EXERCISE INPUTS
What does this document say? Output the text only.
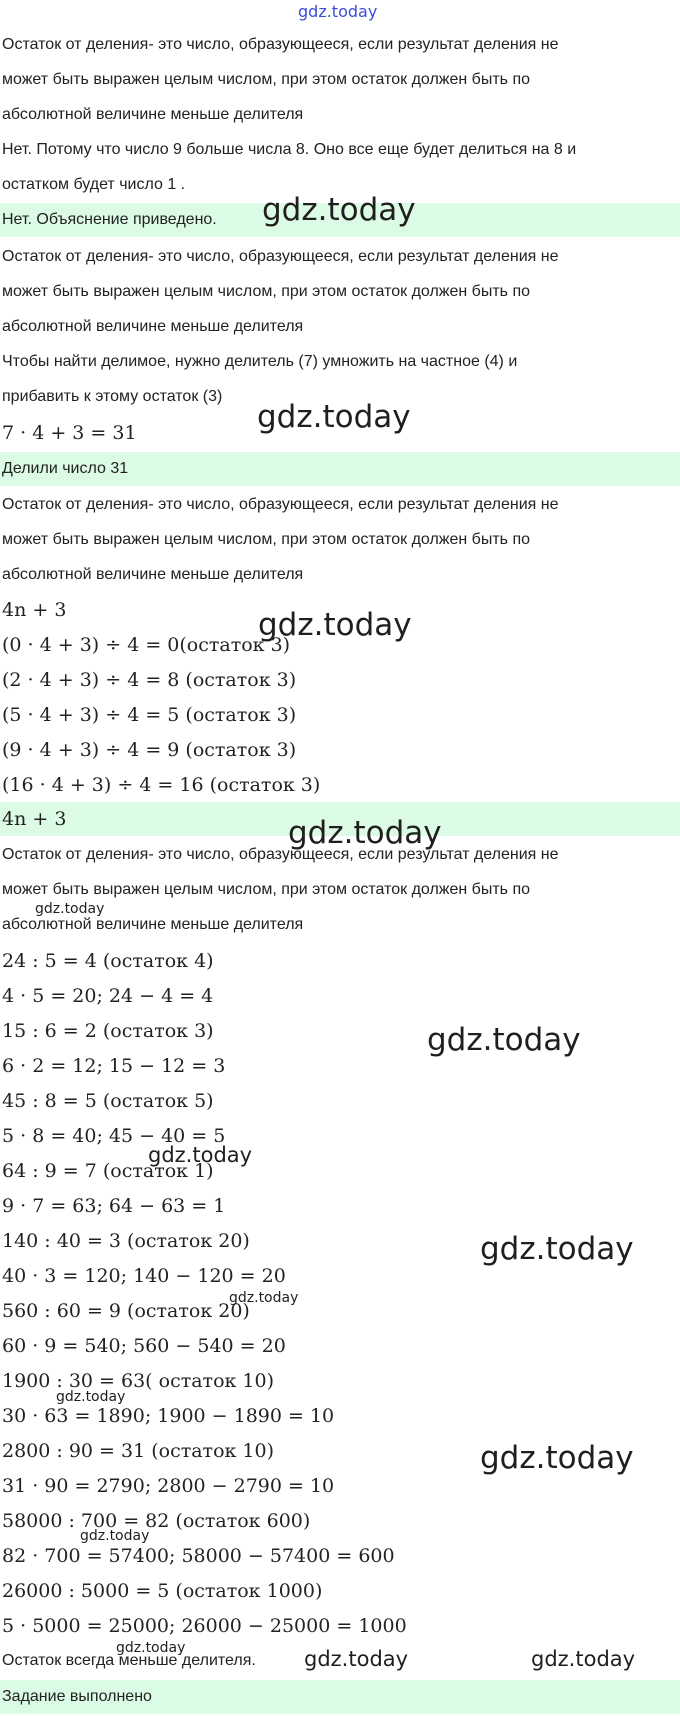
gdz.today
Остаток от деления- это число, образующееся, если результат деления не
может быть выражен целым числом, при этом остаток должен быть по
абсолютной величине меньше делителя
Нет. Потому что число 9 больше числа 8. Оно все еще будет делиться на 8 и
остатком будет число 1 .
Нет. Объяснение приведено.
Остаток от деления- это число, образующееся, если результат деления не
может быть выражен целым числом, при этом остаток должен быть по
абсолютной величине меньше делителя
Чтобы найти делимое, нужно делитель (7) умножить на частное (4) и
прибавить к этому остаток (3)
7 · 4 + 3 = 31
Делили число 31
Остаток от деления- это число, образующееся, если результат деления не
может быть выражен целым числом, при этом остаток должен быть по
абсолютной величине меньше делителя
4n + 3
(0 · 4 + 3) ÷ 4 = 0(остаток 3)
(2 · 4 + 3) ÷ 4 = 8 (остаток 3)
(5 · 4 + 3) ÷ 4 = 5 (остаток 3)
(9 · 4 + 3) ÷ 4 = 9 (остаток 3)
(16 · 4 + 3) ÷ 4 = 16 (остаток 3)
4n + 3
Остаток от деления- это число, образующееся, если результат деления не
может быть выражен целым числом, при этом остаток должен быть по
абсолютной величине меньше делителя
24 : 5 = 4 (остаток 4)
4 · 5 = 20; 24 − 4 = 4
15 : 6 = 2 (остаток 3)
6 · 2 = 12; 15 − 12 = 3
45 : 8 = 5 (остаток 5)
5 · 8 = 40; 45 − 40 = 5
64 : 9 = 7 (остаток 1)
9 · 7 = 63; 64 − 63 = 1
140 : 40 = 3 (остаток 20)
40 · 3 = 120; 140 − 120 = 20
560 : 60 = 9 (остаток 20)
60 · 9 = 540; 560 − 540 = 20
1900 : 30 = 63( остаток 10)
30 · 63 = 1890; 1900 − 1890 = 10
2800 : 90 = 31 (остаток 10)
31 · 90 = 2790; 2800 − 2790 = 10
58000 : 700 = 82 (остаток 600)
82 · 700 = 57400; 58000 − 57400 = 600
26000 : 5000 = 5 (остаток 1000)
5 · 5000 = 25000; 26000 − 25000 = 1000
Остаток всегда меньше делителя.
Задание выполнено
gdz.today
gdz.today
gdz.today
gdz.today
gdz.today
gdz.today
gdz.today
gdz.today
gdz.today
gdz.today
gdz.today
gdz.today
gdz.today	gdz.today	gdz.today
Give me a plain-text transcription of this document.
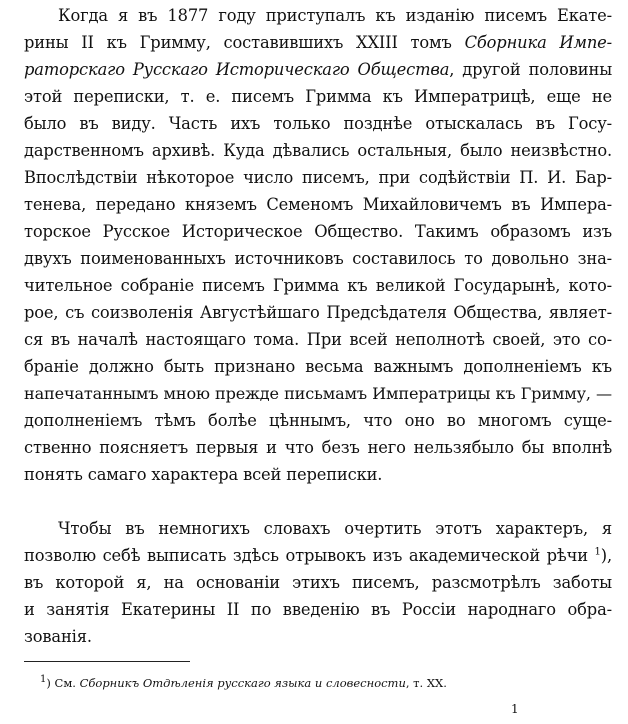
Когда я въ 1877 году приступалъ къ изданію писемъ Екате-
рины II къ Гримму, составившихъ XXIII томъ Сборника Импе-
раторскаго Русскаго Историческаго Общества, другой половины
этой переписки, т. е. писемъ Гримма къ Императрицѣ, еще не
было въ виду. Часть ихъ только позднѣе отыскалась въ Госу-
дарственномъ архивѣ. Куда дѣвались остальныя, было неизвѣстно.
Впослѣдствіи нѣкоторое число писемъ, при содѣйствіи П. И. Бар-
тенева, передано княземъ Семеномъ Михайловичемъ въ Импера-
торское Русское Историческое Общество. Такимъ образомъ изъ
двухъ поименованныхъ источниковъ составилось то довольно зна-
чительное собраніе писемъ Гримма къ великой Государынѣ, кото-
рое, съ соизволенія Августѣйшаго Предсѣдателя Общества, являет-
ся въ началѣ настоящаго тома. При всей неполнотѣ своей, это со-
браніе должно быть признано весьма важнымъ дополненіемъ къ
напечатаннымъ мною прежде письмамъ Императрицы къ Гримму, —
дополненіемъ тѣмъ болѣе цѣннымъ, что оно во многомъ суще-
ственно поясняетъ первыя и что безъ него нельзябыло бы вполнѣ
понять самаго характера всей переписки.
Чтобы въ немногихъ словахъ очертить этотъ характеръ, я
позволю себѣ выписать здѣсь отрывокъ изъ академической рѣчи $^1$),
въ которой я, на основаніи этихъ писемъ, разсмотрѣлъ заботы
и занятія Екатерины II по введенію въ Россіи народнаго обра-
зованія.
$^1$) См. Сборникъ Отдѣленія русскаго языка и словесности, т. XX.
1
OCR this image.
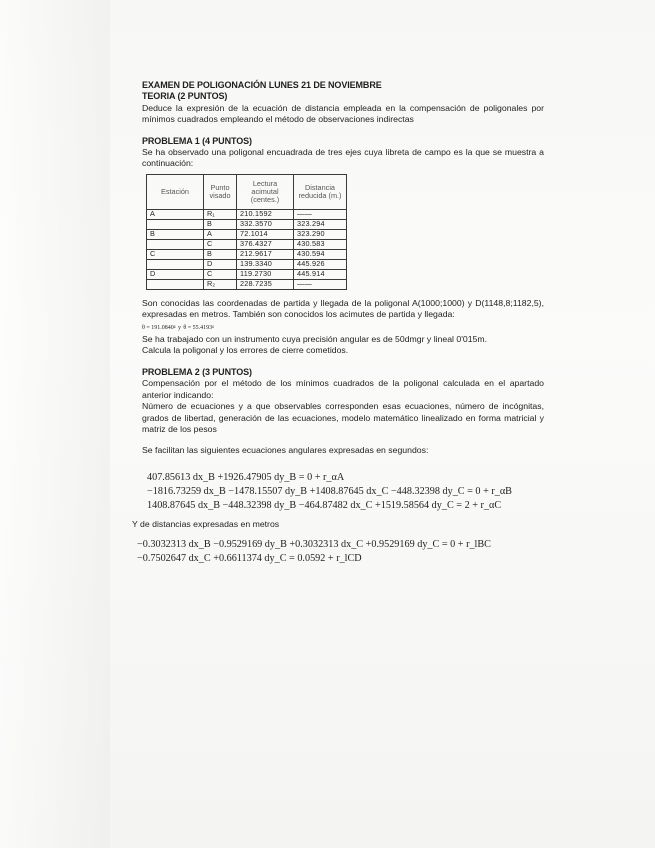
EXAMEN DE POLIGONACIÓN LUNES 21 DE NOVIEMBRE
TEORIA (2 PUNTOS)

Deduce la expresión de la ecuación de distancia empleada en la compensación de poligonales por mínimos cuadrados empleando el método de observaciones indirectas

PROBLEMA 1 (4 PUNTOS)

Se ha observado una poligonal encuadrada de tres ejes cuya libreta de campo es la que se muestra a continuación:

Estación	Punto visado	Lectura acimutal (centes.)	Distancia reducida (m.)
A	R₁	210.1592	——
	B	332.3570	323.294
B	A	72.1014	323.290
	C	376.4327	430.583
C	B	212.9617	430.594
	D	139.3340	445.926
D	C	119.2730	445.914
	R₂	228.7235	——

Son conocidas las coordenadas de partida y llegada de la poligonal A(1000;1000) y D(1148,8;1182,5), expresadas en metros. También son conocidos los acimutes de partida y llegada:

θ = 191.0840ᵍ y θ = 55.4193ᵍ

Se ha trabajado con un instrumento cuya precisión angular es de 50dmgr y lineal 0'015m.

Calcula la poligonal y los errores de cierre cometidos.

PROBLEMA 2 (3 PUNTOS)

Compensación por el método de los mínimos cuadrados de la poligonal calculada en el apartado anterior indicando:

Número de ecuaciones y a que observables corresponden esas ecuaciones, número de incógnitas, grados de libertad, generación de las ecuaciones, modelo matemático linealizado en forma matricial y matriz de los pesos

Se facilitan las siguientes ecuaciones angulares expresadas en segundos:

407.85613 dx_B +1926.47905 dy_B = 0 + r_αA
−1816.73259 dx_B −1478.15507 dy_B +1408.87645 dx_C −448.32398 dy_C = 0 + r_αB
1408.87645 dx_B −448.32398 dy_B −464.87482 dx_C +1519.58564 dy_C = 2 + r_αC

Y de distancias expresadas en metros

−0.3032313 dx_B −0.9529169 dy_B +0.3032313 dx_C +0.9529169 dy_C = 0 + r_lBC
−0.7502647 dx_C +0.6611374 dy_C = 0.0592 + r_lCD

AIM OF THE TASK
Print every entry above again without changing a word, and omit the pictures.

RESPONSE TO THIS EXERCISE
What does this document say? Output the text only.
gdz.today
Остаток от деления- это число, образующееся, если результат деления не
может быть выражен целым числом, при этом остаток должен быть по
абсолютной величине меньше делителя
Нет. Потому что число 9 больше числа 8. Оно все еще будет делиться на 8 и
остатком будет число 1 .
Нет. Объяснение приведено.
Остаток от деления- это число, образующееся, если результат деления не
может быть выражен целым числом, при этом остаток должен быть по
абсолютной величине меньше делителя
Чтобы найти делимое, нужно делитель (7) умножить на частное (4) и
прибавить к этому остаток (3)
7 · 4 + 3 = 31
Делили число 31
Остаток от деления- это число, образующееся, если результат деления не
может быть выражен целым числом, при этом остаток должен быть по
абсолютной величине меньше делителя
4n + 3
(0 · 4 + 3) ÷ 4 = 0(остаток 3)
(2 · 4 + 3) ÷ 4 = 8 (остаток 3)
(5 · 4 + 3) ÷ 4 = 5 (остаток 3)
(9 · 4 + 3) ÷ 4 = 9 (остаток 3)
(16 · 4 + 3) ÷ 4 = 16 (остаток 3)
4n + 3
Остаток от деления- это число, образующееся, если результат деления не
может быть выражен целым числом, при этом остаток должен быть по
абсолютной величине меньше делителя
24 : 5 = 4 (остаток 4)
4 · 5 = 20; 24 − 4 = 4
15 : 6 = 2 (остаток 3)
6 · 2 = 12; 15 − 12 = 3
45 : 8 = 5 (остаток 5)
5 · 8 = 40; 45 − 40 = 5
64 : 9 = 7 (остаток 1)
9 · 7 = 63; 64 − 63 = 1
140 : 40 = 3 (остаток 20)
40 · 3 = 120; 140 − 120 = 20
560 : 60 = 9 (остаток 20)
60 · 9 = 540; 560 − 540 = 20
1900 : 30 = 63( остаток 10)
30 · 63 = 1890; 1900 − 1890 = 10
2800 : 90 = 31 (остаток 10)
31 · 90 = 2790; 2800 − 2790 = 10
58000 : 700 = 82 (остаток 600)
82 · 700 = 57400; 58000 − 57400 = 600
26000 : 5000 = 5 (остаток 1000)
5 · 5000 = 25000; 26000 − 25000 = 1000
Остаток всегда меньше делителя.
Задание выполнено
gdz.today
gdz.today
gdz.today
gdz.today
gdz.today
gdz.today
gdz.today
gdz.today
gdz.today
gdz.today
gdz.today
gdz.today
gdz.today	gdz.today	gdz.today
Give me a plain-text transcription of this document.
Когда я въ 1877 году приступалъ къ изданію писемъ Екате-
рины II къ Гримму, составившихъ XXIII томъ Сборника Импе-
раторскаго Русскаго Историческаго Общества, другой половины
этой переписки, т. е. писемъ Гримма къ Императрицѣ, еще не
было въ виду. Часть ихъ только позднѣе отыскалась въ Госу-
дарственномъ архивѣ. Куда дѣвались остальныя, было неизвѣстно.
Впослѣдствіи нѣкоторое число писемъ, при содѣйствіи П. И. Бар-
тенева, передано княземъ Семеномъ Михайловичемъ въ Импера-
торское Русское Историческое Общество. Такимъ образомъ изъ
двухъ поименованныхъ источниковъ составилось то довольно зна-
чительное собраніе писемъ Гримма къ великой Государынѣ, кото-
рое, съ соизволенія Августѣйшаго Предсѣдателя Общества, являет-
ся въ началѣ настоящаго тома. При всей неполнотѣ своей, это со-
браніе должно быть признано весьма важнымъ дополненіемъ къ
напечатаннымъ мною прежде письмамъ Императрицы къ Гримму, —
дополненіемъ тѣмъ болѣе цѣннымъ, что оно во многомъ суще-
ственно поясняетъ первыя и что безъ него нельзябыло бы вполнѣ
понять самаго характера всей переписки.
Чтобы въ немногихъ словахъ очертить этотъ характеръ, я
позволю себѣ выписать здѣсь отрывокъ изъ академической рѣчи $^1$),
въ которой я, на основаніи этихъ писемъ, разсмотрѣлъ заботы
и занятія Екатерины II по введенію въ Россіи народнаго обра-
зованія.
$^1$) См. Сборникъ Отдѣленія русскаго языка и словесности, т. XX.
1
OCR this image.
EXAMEN DE POLIGONACIÓN LUNES 21 DE NOVIEMBRE
TEORIA (2 PUNTOS)

Deduce la expresión de la ecuación de distancia empleada en la compensación de poligonales por mínimos cuadrados empleando el método de observaciones indirectas

PROBLEMA 1 (4 PUNTOS)

Se ha observado una poligonal encuadrada de tres ejes cuya libreta de campo es la que se muestra a continuación:

Estación	Punto visado	Lectura acimutal (centes.)	Distancia reducida (m.)
A	R₁	210.1592	——
	B	332.3570	323.294
B	A	72.1014	323.290
	C	376.4327	430.583
C	B	212.9617	430.594
	D	139.3340	445.926
D	C	119.2730	445.914
	R₂	228.7235	——

Son conocidas las coordenadas de partida y llegada de la poligonal A(1000;1000) y D(1148,8;1182,5), expresadas en metros. También son conocidos los acimutes de partida y llegada:

θ = 191.0840ᵍ y θ = 55.4193ᵍ

Se ha trabajado con un instrumento cuya precisión angular es de 50dmgr y lineal 0'015m.

Calcula la poligonal y los errores de cierre cometidos.

PROBLEMA 2 (3 PUNTOS)

Compensación por el método de los mínimos cuadrados de la poligonal calculada en el apartado anterior indicando:

Número de ecuaciones y a que observables corresponden esas ecuaciones, número de incógnitas, grados de libertad, generación de las ecuaciones, modelo matemático linealizado en forma matricial y matriz de los pesos

Se facilitan las siguientes ecuaciones angulares expresadas en segundos:

407.85613 dx_B +1926.47905 dy_B = 0 + r_αA
−1816.73259 dx_B −1478.15507 dy_B +1408.87645 dx_C −448.32398 dy_C = 0 + r_αB
1408.87645 dx_B −448.32398 dy_B −464.87482 dx_C +1519.58564 dy_C = 2 + r_αC

Y de distancias expresadas en metros

−0.3032313 dx_B −0.9529169 dy_B +0.3032313 dx_C +0.9529169 dy_C = 0 + r_lBC
−0.7502647 dx_C +0.6611374 dy_C = 0.0592 + r_lCD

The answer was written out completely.